All records should be reproduced verbatim.

- _AVAILABLE RECORDS_
━━━━

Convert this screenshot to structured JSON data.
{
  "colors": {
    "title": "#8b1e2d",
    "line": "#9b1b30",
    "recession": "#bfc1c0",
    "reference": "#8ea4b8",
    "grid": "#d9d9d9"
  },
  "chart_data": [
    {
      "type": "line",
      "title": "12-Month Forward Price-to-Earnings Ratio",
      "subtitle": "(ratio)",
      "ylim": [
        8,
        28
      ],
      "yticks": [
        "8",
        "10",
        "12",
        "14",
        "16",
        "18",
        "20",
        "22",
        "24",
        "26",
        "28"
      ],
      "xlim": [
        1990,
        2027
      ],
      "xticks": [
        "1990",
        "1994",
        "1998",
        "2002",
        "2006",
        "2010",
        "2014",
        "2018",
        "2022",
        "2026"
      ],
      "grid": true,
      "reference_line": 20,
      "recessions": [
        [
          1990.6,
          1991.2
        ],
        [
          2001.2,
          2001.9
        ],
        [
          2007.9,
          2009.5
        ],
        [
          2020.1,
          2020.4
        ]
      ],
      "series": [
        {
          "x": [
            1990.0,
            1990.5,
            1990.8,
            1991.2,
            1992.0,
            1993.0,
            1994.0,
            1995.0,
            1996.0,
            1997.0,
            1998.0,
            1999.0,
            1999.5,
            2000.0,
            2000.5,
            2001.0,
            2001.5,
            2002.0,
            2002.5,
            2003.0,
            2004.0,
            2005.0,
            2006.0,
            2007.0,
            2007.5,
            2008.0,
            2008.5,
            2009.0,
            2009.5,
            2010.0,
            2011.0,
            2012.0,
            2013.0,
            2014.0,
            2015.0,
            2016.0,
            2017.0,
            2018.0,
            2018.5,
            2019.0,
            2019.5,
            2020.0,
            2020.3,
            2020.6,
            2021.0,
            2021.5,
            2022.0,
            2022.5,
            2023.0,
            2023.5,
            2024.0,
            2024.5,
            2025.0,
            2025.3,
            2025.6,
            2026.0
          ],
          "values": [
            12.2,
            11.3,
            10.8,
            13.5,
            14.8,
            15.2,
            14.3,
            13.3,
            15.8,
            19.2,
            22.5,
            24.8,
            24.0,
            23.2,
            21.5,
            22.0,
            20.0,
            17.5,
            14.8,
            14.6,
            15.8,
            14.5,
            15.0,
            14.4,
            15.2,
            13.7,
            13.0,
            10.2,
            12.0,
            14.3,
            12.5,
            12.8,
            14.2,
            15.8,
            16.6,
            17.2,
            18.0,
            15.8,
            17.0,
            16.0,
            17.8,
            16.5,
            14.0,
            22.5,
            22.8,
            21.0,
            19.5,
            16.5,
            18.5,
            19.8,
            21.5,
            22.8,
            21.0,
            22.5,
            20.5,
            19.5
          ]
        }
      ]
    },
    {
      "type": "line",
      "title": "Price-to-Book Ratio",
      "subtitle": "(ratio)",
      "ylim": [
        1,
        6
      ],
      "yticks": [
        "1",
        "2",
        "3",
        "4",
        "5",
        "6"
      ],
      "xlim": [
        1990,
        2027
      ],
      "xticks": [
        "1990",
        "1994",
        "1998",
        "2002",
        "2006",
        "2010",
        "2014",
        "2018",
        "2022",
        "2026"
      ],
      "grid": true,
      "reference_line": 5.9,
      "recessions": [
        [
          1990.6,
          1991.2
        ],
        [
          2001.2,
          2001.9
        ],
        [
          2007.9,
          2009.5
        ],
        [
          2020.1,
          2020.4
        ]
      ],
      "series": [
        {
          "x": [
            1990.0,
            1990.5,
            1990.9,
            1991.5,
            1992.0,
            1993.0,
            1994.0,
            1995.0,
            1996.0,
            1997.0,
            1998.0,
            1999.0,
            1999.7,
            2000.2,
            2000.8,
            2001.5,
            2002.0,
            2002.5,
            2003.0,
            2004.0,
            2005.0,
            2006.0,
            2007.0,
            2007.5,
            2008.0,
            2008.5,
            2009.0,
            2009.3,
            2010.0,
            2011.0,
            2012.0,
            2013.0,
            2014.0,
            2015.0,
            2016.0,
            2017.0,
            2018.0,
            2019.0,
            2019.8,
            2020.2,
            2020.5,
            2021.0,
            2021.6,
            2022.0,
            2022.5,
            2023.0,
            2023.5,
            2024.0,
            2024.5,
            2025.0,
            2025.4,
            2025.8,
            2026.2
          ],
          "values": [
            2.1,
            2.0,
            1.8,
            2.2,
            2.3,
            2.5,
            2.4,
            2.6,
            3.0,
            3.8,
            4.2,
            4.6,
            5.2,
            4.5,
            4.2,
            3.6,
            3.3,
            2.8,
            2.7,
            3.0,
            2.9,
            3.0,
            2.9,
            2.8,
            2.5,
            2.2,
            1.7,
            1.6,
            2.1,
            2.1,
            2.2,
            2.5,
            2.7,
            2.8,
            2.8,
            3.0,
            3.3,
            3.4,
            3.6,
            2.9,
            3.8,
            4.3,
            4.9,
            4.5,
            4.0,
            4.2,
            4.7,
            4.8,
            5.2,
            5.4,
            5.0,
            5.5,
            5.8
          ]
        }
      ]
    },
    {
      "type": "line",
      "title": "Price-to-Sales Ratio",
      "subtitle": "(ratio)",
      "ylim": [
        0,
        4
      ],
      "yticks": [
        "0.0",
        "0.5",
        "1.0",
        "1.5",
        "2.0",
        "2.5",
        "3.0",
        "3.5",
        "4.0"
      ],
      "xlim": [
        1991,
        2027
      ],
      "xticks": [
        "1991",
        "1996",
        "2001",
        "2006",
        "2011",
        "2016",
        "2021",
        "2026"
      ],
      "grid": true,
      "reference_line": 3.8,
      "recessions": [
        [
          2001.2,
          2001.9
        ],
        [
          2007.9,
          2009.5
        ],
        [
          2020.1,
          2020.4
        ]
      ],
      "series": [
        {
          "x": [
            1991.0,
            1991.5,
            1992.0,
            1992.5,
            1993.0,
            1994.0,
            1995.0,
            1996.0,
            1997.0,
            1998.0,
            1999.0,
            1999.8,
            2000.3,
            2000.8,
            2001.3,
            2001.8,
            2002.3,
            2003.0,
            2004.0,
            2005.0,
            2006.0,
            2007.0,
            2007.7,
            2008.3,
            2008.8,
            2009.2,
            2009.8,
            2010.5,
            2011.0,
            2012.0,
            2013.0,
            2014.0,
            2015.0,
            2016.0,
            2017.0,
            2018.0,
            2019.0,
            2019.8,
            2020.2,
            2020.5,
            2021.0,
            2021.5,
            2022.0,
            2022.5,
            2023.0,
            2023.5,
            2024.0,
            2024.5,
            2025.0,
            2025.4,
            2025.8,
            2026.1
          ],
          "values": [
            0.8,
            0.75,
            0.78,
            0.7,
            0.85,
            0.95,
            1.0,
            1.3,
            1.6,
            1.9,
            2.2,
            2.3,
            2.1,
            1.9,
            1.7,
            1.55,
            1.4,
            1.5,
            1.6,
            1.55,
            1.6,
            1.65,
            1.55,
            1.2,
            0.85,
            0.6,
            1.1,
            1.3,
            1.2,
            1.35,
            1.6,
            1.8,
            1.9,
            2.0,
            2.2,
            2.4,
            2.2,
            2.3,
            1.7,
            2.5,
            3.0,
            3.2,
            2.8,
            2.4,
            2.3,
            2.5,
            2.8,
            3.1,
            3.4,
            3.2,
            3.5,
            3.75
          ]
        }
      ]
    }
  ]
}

━━━━

- _CORRECT RESPONSE_
Convert this screenshot to structured JSON data.
{
  "colors": {
    "title": "#8b1e2d",
    "line": "#9b1b30",
    "recession": "#bfc1c0",
    "reference": "#8ea4b8",
    "grid": "#d9d9d9"
  },
  "chart_data": [
    {
      "type": "line",
      "title": "12-Month Forward Price-to-Earnings Ratio",
      "subtitle": "(ratio)",
      "ylim": [
        8,
        28
      ],
      "yticks": [
        "8",
        "10",
        "12",
        "14",
        "16",
        "18",
        "20",
        "22",
        "24",
        "26",
        "28"
      ],
      "xlim": [
        1990,
        2027
      ],
      "xticks": [
        "1990",
        "1994",
        "1998",
        "2002",
        "2006",
        "2010",
        "2014",
        "2018",
        "2022",
        "2026"
      ],
      "grid": true,
      "reference_line": 20,
      "recessions": [
        [
          1990.6,
          1991.2
        ],
        [
          2001.2,
          2001.9
        ],
        [
          2007.9,
          2009.5
        ],
        [
          2020.1,
          2020.4
        ]
      ],
      "series": [
        {
          "x": [
            1990.0,
            1990.5,
            1990.8,
            1991.2,
            1992.0,
            1993.0,
            1994.0,
            1995.0,
            1996.0,
            1997.0,
            1998.0,
            1999.0,
            1999.5,
            2000.0,
            2000.5,
            2001.0,
            2001.5,
            2002.0,
            2002.5,
            2003.0,
            2004.0,
            2005.0,
            2006.0,
            2007.0,
            2007.5,
            2008.0,
            2008.5,
            2009.0,
            2009.5,
            2010.0,
            2011.0,
            2012.0,
            2013.0,
            2014.0,
            2015.0,
            2016.0,
            2017.0,
            2018.0,
            2018.5,
            2019.0,
            2019.5,
            2020.0,
            2020.3,
            2020.6,
            2021.0,
            2021.5,
            2022.0,
            2022.5,
            2023.0,
            2023.5,
            2024.0,
            2024.5,
            2025.0,
            2025.3,
            2025.6,
            2026.0
          ],
          "values": [
            12.2,
            11.3,
            10.8,
            13.5,
            14.8,
            15.2,
            14.3,
            13.3,
            15.8,
            19.2,
            22.5,
            24.8,
            24.0,
            23.2,
            21.5,
            22.0,
            20.0,
            17.5,
            14.8,
            14.6,
            15.8,
            14.5,
            15.0,
            14.4,
            15.2,
            13.7,
            13.0,
            10.2,
            12.0,
            14.3,
            12.5,
            12.8,
            14.2,
            15.8,
            16.6,
            17.2,
            18.0,
            15.8,
            17.0,
            16.0,
            17.8,
            16.5,
            14.0,
            22.5,
            22.8,
            21.0,
            19.5,
            16.5,
            18.5,
            19.8,
            21.5,
            22.8,
            21.0,
            22.5,
            20.5,
            19.5
          ]
        }
      ]
    },
    {
      "type": "line",
      "title": "Price-to-Book Ratio",
      "subtitle": "(ratio)",
      "ylim": [
        1,
        6
      ],
      "yticks": [
        "1",
        "2",
        "3",
        "4",
        "5",
        "6"
      ],
      "xlim": [
        1990,
        2027
      ],
      "xticks": [
        "1990",
        "1994",
        "1998",
        "2002",
        "2006",
        "2010",
        "2014",
        "2018",
        "2022",
        "2026"
      ],
      "grid": true,
      "reference_line": 5.9,
      "recessions": [
        [
          1990.6,
          1991.2
        ],
        [
          2001.2,
          2001.9
        ],
        [
          2007.9,
          2009.5
        ],
        [
          2020.1,
          2020.4
        ]
      ],
      "series": [
        {
          "x": [
            1990.0,
            1990.5,
            1990.9,
            1991.5,
            1992.0,
            1993.0,
            1994.0,
            1995.0,
            1996.0,
            1997.0,
            1998.0,
            1999.0,
            1999.7,
            2000.2,
            2000.8,
            2001.5,
            2002.0,
            2002.5,
            2003.0,
            2004.0,
            2005.0,
            2006.0,
            2007.0,
            2007.5,
            2008.0,
            2008.5,
            2009.0,
            2009.3,
            2010.0,
            2011.0,
            2012.0,
            2013.0,
            2014.0,
            2015.0,
            2016.0,
            2017.0,
            2018.0,
            2019.0,
            2019.8,
            2020.2,
            2020.5,
            2021.0,
            2021.6,
            2022.0,
            2022.5,
            2023.0,
            2023.5,
            2024.0,
            2024.5,
            2025.0,
            2025.4,
            2025.8,
            2026.2
          ],
          "values": [
            2.1,
            2.0,
            1.8,
            2.2,
            2.3,
            2.5,
            2.4,
            2.6,
            3.0,
            3.8,
            4.2,
            4.6,
            5.2,
            4.5,
            4.2,
            3.6,
            3.3,
            2.8,
            2.7,
            3.0,
            2.9,
            3.0,
            2.9,
            2.8,
            2.5,
            2.2,
            1.7,
            1.6,
            2.1,
            2.1,
            2.2,
            2.5,
            2.7,
            2.8,
            2.8,
            3.0,
            3.3,
            3.4,
            3.6,
            2.9,
            3.8,
            4.3,
            4.9,
            4.5,
            4.0,
            4.2,
            4.7,
            4.8,
            5.2,
            5.4,
            5.0,
            5.5,
            5.8
          ]
        }
      ]
    },
    {
      "type": "line",
      "title": "Price-to-Sales Ratio",
      "subtitle": "(ratio)",
      "ylim": [
        0,
        4
      ],
      "yticks": [
        "0.0",
        "0.5",
        "1.0",
        "1.5",
        "2.0",
        "2.5",
        "3.0",
        "3.5",
        "4.0"
      ],
      "xlim": [
        1991,
        2027
      ],
      "xticks": [
        "1991",
        "1996",
        "2001",
        "2006",
        "2011",
        "2016",
        "2021",
        "2026"
      ],
      "grid": true,
      "reference_line": 3.8,
      "recessions": [
        [
          2001.2,
          2001.9
        ],
        [
          2007.9,
          2009.5
        ],
        [
          2020.1,
          2020.4
        ]
      ],
      "series": [
        {
          "x": [
            1991.0,
            1991.5,
            1992.0,
            1992.5,
            1993.0,
            1994.0,
            1995.0,
            1996.0,
            1997.0,
            1998.0,
            1999.0,
            1999.8,
            2000.3,
            2000.8,
            2001.3,
            2001.8,
            2002.3,
            2003.0,
            2004.0,
            2005.0,
            2006.0,
            2007.0,
            2007.7,
            2008.3,
            2008.8,
            2009.2,
            2009.8,
            2010.5,
            2011.0,
            2012.0,
            2013.0,
            2014.0,
            2015.0,
            2016.0,
            2017.0,
            2018.0,
            2019.0,
            2019.8,
            2020.2,
            2020.5,
            2021.0,
            2021.5,
            2022.0,
            2022.5,
            2023.0,
            2023.5,
            2024.0,
            2024.5,
            2025.0,
            2025.4,
            2025.8,
            2026.1
          ],
          "values": [
            0.8,
            0.75,
            0.78,
            0.7,
            0.85,
            0.95,
            1.0,
            1.3,
            1.6,
            1.9,
            2.2,
            2.3,
            2.1,
            1.9,
            1.7,
            1.55,
            1.4,
            1.5,
            1.6,
            1.55,
            1.6,
            1.65,
            1.55,
            1.2,
            0.85,
            0.6,
            1.1,
            1.3,
            1.2,
            1.35,
            1.6,
            1.8,
            1.9,
            2.0,
            2.2,
            2.4,
            2.2,
            2.3,
            1.7,
            2.5,
            3.0,
            3.2,
            2.8,
            2.4,
            2.3,
            2.5,
            2.8,
            3.1,
            3.4,
            3.2,
            3.5,
            3.75
          ]
        }
      ]
    }
  ]
}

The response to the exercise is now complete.